== Records for this task ==

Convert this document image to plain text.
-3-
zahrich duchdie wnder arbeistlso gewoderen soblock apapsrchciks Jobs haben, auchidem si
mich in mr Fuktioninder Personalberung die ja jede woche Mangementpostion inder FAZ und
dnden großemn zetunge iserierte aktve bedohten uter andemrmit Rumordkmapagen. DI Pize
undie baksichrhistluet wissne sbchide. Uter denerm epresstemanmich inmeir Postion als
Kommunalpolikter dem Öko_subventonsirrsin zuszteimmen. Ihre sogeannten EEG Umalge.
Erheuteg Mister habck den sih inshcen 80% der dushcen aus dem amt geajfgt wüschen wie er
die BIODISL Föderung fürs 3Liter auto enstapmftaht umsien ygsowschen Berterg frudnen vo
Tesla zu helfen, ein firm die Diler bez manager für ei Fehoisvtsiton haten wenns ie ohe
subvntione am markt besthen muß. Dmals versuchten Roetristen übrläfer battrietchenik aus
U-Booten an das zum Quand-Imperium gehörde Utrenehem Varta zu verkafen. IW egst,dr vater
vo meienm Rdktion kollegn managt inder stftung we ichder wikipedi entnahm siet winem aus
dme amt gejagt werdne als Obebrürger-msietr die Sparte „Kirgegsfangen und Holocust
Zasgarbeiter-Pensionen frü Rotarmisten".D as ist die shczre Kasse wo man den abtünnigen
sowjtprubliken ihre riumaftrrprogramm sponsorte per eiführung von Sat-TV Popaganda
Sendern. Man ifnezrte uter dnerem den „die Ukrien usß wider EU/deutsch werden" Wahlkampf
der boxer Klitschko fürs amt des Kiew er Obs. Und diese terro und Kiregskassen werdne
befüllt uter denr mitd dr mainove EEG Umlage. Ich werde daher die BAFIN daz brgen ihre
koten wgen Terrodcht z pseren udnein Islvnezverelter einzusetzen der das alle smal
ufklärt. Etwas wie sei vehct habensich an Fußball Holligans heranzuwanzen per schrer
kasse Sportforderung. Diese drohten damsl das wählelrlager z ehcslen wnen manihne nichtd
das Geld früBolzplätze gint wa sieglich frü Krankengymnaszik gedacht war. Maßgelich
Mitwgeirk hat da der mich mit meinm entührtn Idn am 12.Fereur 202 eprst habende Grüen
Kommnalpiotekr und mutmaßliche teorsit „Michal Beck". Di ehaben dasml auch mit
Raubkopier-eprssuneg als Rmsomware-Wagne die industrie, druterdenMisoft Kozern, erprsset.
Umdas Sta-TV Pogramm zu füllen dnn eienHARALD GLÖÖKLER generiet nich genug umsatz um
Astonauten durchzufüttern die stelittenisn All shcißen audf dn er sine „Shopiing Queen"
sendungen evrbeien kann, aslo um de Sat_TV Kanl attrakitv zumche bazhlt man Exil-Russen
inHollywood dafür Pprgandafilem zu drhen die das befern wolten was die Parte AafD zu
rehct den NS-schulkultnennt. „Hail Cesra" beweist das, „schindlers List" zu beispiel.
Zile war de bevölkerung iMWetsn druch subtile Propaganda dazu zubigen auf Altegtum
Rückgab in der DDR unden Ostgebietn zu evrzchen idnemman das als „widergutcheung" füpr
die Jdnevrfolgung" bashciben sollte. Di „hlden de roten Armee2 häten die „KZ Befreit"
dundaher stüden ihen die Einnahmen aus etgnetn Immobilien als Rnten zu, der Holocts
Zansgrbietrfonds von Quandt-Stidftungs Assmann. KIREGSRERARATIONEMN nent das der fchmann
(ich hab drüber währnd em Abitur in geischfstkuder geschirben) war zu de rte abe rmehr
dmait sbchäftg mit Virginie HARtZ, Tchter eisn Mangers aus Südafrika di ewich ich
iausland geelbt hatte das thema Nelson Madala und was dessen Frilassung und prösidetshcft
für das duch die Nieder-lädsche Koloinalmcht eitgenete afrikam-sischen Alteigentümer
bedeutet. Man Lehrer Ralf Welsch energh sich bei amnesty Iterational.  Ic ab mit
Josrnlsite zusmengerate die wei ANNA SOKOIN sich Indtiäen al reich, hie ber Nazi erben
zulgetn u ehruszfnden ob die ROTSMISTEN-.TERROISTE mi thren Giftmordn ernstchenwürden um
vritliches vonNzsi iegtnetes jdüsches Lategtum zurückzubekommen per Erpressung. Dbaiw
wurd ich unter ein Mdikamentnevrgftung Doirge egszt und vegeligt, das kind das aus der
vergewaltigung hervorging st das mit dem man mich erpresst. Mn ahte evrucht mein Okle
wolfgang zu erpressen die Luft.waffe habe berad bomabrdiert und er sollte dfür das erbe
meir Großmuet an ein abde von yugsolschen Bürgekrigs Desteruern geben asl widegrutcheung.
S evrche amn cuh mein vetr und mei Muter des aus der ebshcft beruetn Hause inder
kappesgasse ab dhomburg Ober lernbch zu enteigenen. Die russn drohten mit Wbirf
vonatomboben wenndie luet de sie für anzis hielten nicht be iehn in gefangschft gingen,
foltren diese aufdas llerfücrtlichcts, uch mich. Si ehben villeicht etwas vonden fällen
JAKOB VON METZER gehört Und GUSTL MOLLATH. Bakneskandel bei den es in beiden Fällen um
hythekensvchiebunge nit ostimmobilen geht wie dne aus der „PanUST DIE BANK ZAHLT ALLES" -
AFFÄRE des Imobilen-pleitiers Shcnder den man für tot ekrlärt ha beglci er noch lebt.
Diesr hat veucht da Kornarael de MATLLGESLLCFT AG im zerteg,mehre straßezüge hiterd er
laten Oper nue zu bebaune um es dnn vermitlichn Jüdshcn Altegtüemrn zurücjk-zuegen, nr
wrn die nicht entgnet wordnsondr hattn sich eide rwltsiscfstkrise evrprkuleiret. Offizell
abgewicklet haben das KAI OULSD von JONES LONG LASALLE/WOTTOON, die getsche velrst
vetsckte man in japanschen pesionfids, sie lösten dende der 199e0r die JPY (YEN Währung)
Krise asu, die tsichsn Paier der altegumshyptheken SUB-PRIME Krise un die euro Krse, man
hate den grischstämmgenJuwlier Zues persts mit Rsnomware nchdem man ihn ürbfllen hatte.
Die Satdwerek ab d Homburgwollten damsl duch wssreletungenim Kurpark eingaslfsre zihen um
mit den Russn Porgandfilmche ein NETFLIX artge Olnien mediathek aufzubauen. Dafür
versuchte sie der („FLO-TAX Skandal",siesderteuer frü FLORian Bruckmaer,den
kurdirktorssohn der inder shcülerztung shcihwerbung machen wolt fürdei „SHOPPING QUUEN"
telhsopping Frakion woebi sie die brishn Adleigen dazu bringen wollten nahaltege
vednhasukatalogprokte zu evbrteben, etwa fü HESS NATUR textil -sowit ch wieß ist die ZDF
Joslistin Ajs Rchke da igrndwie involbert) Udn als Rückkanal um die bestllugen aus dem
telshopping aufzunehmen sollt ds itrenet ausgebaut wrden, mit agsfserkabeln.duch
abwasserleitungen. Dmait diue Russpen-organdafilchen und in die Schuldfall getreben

===

◆ **Task directions**: Take the lines above and print them exactly.

◆ **Answer to this problem**:
Convert this document image to plain text.
-3-
zahrich duchdie wnder arbeistlso gewoderen soblock apapsrchciks Jobs haben, auchidem si
mich in mr Fuktioninder Personalberung die ja jede woche Mangementpostion inder FAZ und
dnden großemn zetunge iserierte aktve bedohten uter andemrmit Rumordkmapagen. DI Pize
undie baksichrhistluet wissne sbchide. Uter denerm epresstemanmich inmeir Postion als
Kommunalpolikter dem Öko_subventonsirrsin zuszteimmen. Ihre sogeannten EEG Umalge.
Erheuteg Mister habck den sih inshcen 80% der dushcen aus dem amt geajfgt wüschen wie er
die BIODISL Föderung fürs 3Liter auto enstapmftaht umsien ygsowschen Berterg frudnen vo
Tesla zu helfen, ein firm die Diler bez manager für ei Fehoisvtsiton haten wenns ie ohe
subvntione am markt besthen muß. Dmals versuchten Roetristen übrläfer battrietchenik aus
U-Booten an das zum Quand-Imperium gehörde Utrenehem Varta zu verkafen. IW egst,dr vater
vo meienm Rdktion kollegn managt inder stftung we ichder wikipedi entnahm siet winem aus
dme amt gejagt werdne als Obebrürger-msietr die Sparte „Kirgegsfangen und Holocust
Zasgarbeiter-Pensionen frü Rotarmisten".D as ist die shczre Kasse wo man den abtünnigen
sowjtprubliken ihre riumaftrrprogramm sponsorte per eiführung von Sat-TV Popaganda
Sendern. Man ifnezrte uter dnerem den „die Ukrien usß wider EU/deutsch werden" Wahlkampf
der boxer Klitschko fürs amt des Kiew er Obs. Und diese terro und Kiregskassen werdne
befüllt uter denr mitd dr mainove EEG Umlage. Ich werde daher die BAFIN daz brgen ihre
koten wgen Terrodcht z pseren udnein Islvnezverelter einzusetzen der das alle smal
ufklärt. Etwas wie sei vehct habensich an Fußball Holligans heranzuwanzen per schrer
kasse Sportforderung. Diese drohten damsl das wählelrlager z ehcslen wnen manihne nichtd
das Geld früBolzplätze gint wa sieglich frü Krankengymnaszik gedacht war. Maßgelich
Mitwgeirk hat da der mich mit meinm entührtn Idn am 12.Fereur 202 eprst habende Grüen
Kommnalpiotekr und mutmaßliche teorsit „Michal Beck". Di ehaben dasml auch mit
Raubkopier-eprssuneg als Rmsomware-Wagne die industrie, druterdenMisoft Kozern, erprsset.
Umdas Sta-TV Pogramm zu füllen dnn eienHARALD GLÖÖKLER generiet nich genug umsatz um
Astonauten durchzufüttern die stelittenisn All shcißen audf dn er sine „Shopiing Queen"
sendungen evrbeien kann, aslo um de Sat_TV Kanl attrakitv zumche bazhlt man Exil-Russen
inHollywood dafür Pprgandafilem zu drhen die das befern wolten was die Parte AafD zu
rehct den NS-schulkultnennt. „Hail Cesra" beweist das, „schindlers List" zu beispiel.
Zile war de bevölkerung iMWetsn druch subtile Propaganda dazu zubigen auf Altegtum
Rückgab in der DDR unden Ostgebietn zu evrzchen idnemman das als „widergutcheung" füpr
die Jdnevrfolgung" bashciben sollte. Di „hlden de roten Armee2 häten die „KZ Befreit"
dundaher stüden ihen die Einnahmen aus etgnetn Immobilien als Rnten zu, der Holocts
Zansgrbietrfonds von Quandt-Stidftungs Assmann. KIREGSRERARATIONEMN nent das der fchmann
(ich hab drüber währnd em Abitur in geischfstkuder geschirben) war zu de rte abe rmehr
dmait sbchäftg mit Virginie HARtZ, Tchter eisn Mangers aus Südafrika di ewich ich
iausland geelbt hatte das thema Nelson Madala und was dessen Frilassung und prösidetshcft
für das duch die Nieder-lädsche Koloinalmcht eitgenete afrikam-sischen Alteigentümer
bedeutet. Man Lehrer Ralf Welsch energh sich bei amnesty Iterational.  Ic ab mit
Josrnlsite zusmengerate die wei ANNA SOKOIN sich Indtiäen al reich, hie ber Nazi erben
zulgetn u ehruszfnden ob die ROTSMISTEN-.TERROISTE mi thren Giftmordn ernstchenwürden um
vritliches vonNzsi iegtnetes jdüsches Lategtum zurückzubekommen per Erpressung. Dbaiw
wurd ich unter ein Mdikamentnevrgftung Doirge egszt und vegeligt, das kind das aus der
vergewaltigung hervorging st das mit dem man mich erpresst. Mn ahte evrucht mein Okle
wolfgang zu erpressen die Luft.waffe habe berad bomabrdiert und er sollte dfür das erbe
meir Großmuet an ein abde von yugsolschen Bürgekrigs Desteruern geben asl widegrutcheung.
S evrche amn cuh mein vetr und mei Muter des aus der ebshcft beruetn Hause inder
kappesgasse ab dhomburg Ober lernbch zu enteigenen. Die russn drohten mit Wbirf
vonatomboben wenndie luet de sie für anzis hielten nicht be iehn in gefangschft gingen,
foltren diese aufdas llerfücrtlichcts, uch mich. Si ehben villeicht etwas vonden fällen
JAKOB VON METZER gehört Und GUSTL MOLLATH. Bakneskandel bei den es in beiden Fällen um
hythekensvchiebunge nit ostimmobilen geht wie dne aus der „PanUST DIE BANK ZAHLT ALLES" -
AFFÄRE des Imobilen-pleitiers Shcnder den man für tot ekrlärt ha beglci er noch lebt.
Diesr hat veucht da Kornarael de MATLLGESLLCFT AG im zerteg,mehre straßezüge hiterd er
laten Oper nue zu bebaune um es dnn vermitlichn Jüdshcn Altegtüemrn zurücjk-zuegen, nr
wrn die nicht entgnet wordnsondr hattn sich eide rwltsiscfstkrise evrprkuleiret. Offizell
abgewicklet haben das KAI OULSD von JONES LONG LASALLE/WOTTOON, die getsche velrst
vetsckte man in japanschen pesionfids, sie lösten dende der 199e0r die JPY (YEN Währung)
Krise asu, die tsichsn Paier der altegumshyptheken SUB-PRIME Krise un die euro Krse, man
hate den grischstämmgenJuwlier Zues persts mit Rsnomware nchdem man ihn ürbfllen hatte.
Die Satdwerek ab d Homburgwollten damsl duch wssreletungenim Kurpark eingaslfsre zihen um
mit den Russn Porgandfilmche ein NETFLIX artge Olnien mediathek aufzubauen. Dafür
versuchte sie der („FLO-TAX Skandal",siesderteuer frü FLORian Bruckmaer,den
kurdirktorssohn der inder shcülerztung shcihwerbung machen wolt fürdei „SHOPPING QUUEN"
telhsopping Frakion woebi sie die brishn Adleigen dazu bringen wollten nahaltege
vednhasukatalogprokte zu evbrteben, etwa fü HESS NATUR textil -sowit ch wieß ist die ZDF
Joslistin Ajs Rchke da igrndwie involbert) Udn als Rückkanal um die bestllugen aus dem
telshopping aufzunehmen sollt ds itrenet ausgebaut wrden, mit agsfserkabeln.duch
abwasserleitungen. Dmait diue Russpen-organdafilchen und in die Schuldfall getreben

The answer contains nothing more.